WHAT YOU SHOULD DO:
What lines of the data hold the string "Political"? Pull each one out.

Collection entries
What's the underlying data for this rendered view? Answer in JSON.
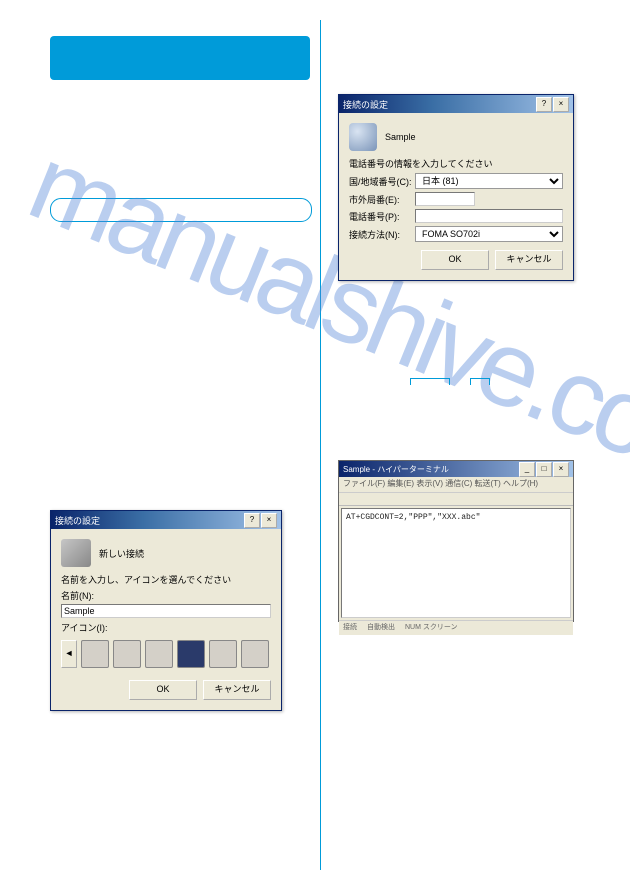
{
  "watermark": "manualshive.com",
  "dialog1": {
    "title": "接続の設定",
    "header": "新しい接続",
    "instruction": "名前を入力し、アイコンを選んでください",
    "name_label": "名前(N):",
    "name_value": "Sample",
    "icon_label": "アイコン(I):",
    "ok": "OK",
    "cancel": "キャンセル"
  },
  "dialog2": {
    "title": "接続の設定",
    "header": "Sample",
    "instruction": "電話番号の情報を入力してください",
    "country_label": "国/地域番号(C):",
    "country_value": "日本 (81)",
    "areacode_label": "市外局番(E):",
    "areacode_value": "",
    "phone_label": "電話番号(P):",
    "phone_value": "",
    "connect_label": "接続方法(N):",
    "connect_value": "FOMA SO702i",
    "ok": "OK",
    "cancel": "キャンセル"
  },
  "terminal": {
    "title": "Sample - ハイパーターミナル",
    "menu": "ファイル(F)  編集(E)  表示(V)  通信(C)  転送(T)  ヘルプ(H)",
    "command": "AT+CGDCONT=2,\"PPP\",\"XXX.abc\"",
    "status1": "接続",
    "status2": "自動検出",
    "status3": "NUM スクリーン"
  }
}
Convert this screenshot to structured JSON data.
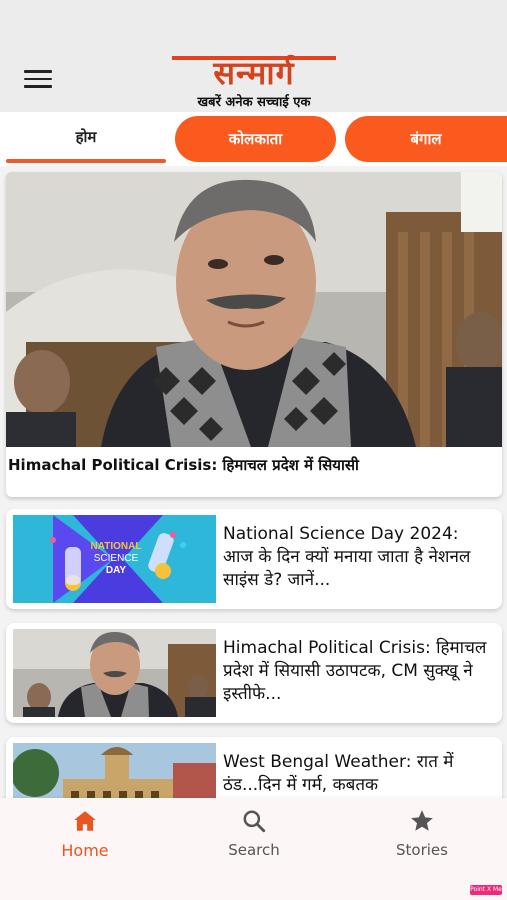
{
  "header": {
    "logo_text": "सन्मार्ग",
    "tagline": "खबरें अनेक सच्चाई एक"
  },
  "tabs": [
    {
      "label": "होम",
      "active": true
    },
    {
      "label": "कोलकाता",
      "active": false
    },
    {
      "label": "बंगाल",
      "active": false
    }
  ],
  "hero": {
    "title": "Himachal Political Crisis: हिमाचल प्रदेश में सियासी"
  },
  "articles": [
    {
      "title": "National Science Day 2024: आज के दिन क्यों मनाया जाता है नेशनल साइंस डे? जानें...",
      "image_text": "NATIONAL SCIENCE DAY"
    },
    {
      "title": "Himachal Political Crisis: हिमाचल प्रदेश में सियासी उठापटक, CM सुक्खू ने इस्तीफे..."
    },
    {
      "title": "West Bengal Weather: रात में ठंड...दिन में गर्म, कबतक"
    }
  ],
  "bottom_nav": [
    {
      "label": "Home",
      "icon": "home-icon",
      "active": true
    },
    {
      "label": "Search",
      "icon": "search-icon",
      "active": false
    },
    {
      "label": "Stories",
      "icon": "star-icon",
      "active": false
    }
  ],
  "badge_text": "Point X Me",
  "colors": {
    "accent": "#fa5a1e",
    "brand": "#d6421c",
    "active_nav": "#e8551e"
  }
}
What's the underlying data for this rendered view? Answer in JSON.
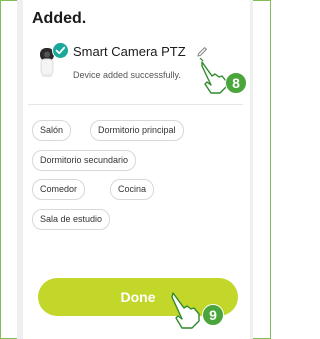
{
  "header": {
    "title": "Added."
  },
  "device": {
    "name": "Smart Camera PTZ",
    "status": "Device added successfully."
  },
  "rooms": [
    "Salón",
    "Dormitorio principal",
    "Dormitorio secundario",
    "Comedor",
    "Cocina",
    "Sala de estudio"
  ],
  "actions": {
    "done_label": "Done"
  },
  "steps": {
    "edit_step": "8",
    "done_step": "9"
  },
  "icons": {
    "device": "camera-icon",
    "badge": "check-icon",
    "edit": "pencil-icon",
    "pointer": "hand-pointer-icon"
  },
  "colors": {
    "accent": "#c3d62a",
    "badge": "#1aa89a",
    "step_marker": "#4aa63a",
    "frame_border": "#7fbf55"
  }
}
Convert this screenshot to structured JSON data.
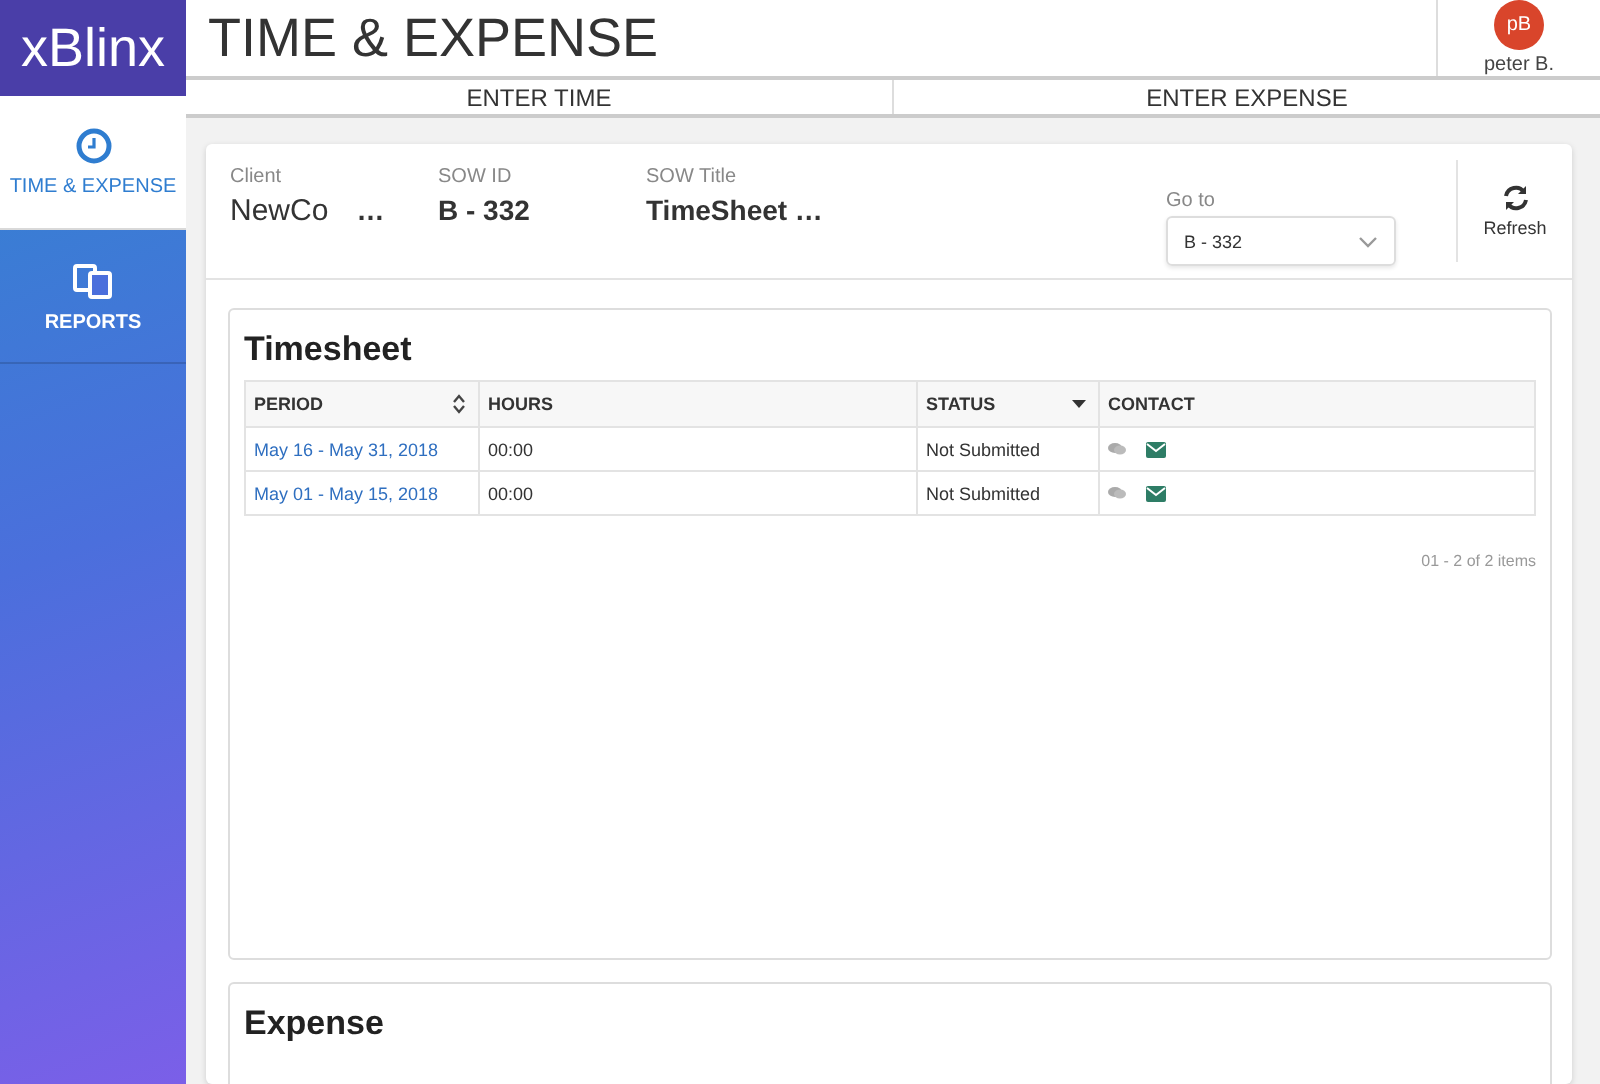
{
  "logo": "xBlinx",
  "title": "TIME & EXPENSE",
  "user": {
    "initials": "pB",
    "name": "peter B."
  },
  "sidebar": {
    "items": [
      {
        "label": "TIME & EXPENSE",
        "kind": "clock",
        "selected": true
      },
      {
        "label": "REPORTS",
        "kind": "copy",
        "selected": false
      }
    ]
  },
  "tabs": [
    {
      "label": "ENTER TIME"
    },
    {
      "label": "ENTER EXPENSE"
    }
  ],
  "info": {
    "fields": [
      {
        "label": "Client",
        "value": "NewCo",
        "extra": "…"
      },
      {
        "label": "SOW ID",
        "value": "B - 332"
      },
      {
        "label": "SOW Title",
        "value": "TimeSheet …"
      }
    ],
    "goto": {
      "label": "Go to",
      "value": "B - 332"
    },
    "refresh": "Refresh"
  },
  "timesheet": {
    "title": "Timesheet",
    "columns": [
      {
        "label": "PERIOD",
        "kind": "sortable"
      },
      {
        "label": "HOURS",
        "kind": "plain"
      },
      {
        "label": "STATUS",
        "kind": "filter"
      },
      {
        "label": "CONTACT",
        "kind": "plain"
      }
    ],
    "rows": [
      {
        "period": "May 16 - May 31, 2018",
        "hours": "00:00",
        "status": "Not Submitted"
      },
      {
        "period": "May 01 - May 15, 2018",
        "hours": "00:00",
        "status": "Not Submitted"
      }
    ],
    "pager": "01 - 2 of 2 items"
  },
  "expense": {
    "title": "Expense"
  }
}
--
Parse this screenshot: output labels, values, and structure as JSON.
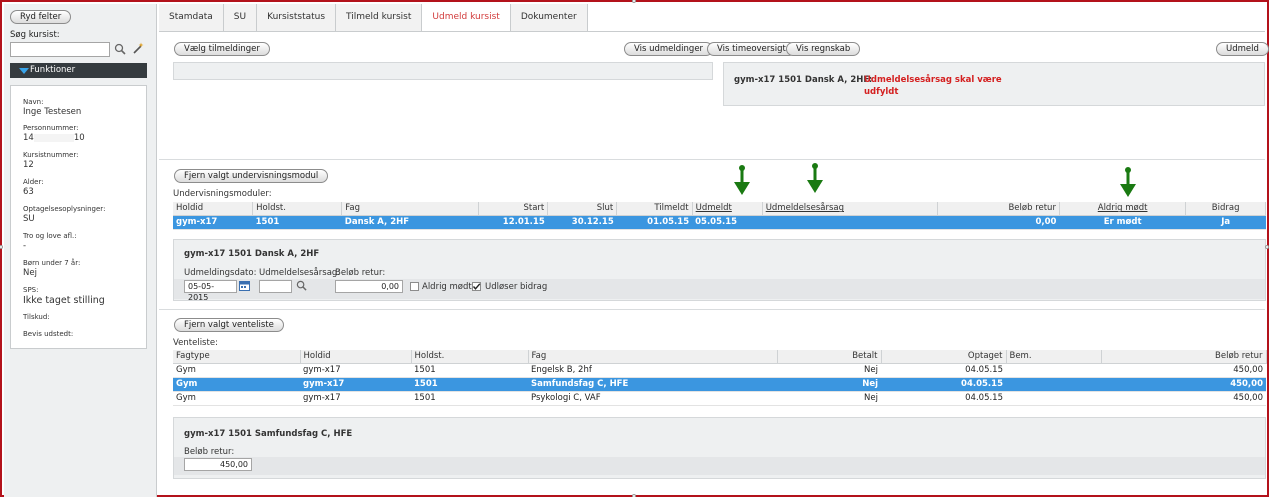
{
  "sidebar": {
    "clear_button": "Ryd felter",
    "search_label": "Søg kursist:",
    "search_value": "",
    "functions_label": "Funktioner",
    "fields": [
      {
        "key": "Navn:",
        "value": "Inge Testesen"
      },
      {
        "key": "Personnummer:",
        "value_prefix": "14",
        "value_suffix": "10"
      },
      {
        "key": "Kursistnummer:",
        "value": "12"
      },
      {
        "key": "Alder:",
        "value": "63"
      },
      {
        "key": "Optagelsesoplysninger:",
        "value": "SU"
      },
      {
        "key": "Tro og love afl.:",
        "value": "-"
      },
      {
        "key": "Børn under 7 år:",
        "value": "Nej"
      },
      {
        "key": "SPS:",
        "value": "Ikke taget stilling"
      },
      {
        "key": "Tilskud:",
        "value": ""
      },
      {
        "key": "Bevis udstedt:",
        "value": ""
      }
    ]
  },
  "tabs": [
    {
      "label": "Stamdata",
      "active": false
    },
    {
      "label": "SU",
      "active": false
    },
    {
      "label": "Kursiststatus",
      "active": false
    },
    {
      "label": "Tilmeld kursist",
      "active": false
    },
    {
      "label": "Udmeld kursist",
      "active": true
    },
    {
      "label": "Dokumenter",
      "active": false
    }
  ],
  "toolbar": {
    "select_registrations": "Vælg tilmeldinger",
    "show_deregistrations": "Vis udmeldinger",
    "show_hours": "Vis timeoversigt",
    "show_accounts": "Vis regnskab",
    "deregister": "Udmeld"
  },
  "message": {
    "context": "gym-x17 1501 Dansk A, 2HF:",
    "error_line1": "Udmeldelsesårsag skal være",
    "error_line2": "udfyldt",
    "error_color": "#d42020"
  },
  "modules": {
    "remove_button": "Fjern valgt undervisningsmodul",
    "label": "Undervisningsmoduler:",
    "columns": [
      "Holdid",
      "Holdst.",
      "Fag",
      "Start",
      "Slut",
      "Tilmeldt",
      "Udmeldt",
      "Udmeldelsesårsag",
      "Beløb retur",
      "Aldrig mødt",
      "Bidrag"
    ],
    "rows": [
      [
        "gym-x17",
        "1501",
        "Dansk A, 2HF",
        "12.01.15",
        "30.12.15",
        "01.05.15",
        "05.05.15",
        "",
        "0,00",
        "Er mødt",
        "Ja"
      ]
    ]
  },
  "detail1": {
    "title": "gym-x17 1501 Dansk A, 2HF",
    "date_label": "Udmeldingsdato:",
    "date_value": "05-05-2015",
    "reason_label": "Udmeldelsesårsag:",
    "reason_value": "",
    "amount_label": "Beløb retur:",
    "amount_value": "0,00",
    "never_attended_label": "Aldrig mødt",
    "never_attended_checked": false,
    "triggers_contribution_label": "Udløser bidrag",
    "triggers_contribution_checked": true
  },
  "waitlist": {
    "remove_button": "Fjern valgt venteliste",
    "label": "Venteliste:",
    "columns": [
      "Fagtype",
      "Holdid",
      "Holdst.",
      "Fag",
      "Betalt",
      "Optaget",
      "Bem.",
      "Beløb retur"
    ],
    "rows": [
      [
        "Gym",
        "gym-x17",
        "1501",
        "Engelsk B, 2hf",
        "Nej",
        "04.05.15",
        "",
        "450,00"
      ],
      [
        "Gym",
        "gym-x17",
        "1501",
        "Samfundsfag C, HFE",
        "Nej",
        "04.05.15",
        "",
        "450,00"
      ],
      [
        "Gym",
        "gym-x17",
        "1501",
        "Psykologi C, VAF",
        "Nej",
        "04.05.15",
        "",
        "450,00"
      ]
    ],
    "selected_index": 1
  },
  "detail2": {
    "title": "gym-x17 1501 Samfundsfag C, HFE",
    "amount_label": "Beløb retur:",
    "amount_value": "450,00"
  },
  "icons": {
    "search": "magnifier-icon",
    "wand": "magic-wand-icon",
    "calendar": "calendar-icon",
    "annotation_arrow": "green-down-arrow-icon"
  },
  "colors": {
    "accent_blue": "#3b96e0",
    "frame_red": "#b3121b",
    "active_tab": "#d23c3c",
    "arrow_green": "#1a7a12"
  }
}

FINISHED TASK:
    "title": "Himachal Political Crisis: हिमाचल प्रदेश में सियासी"
      "title": "Himachal Political Crisis: हिमाचल प्रदेश में सियासी उठापटक, CM सुक्खू ने इस्तीफे..."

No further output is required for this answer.